| What you will do |
Answer with one number: how many lines hold "телефон".

Saved entries:
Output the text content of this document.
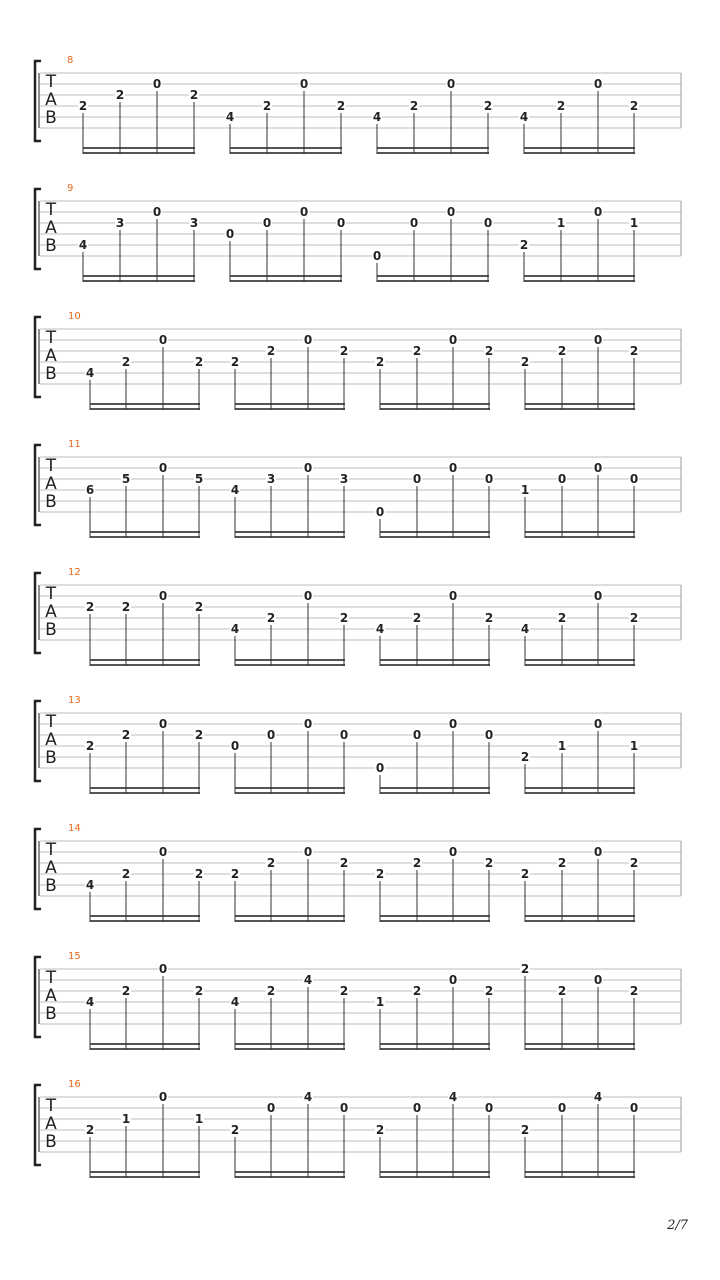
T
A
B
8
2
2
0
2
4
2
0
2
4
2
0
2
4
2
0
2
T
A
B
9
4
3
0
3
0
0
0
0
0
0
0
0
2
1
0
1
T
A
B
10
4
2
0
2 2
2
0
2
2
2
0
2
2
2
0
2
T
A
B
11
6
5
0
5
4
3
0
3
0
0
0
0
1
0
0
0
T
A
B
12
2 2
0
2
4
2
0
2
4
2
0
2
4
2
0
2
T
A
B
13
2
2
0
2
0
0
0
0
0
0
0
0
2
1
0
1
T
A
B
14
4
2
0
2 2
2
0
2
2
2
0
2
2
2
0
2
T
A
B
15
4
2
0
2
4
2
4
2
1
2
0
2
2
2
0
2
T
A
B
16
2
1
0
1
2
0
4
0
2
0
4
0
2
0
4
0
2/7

--

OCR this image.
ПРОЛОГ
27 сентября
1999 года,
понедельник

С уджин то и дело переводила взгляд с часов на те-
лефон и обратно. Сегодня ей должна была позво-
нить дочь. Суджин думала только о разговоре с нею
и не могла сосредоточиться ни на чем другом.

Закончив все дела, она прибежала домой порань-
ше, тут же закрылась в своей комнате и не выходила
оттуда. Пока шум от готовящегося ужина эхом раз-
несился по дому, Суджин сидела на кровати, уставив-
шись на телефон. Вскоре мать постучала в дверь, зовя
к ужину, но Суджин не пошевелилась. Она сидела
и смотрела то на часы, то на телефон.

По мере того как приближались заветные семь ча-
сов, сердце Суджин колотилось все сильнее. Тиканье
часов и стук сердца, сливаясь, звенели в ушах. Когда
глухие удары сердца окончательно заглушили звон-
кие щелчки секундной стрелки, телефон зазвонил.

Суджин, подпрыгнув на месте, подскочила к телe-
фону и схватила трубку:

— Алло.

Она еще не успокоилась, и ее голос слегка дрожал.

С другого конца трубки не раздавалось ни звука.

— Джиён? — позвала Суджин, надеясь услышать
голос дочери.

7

| Finished task |
3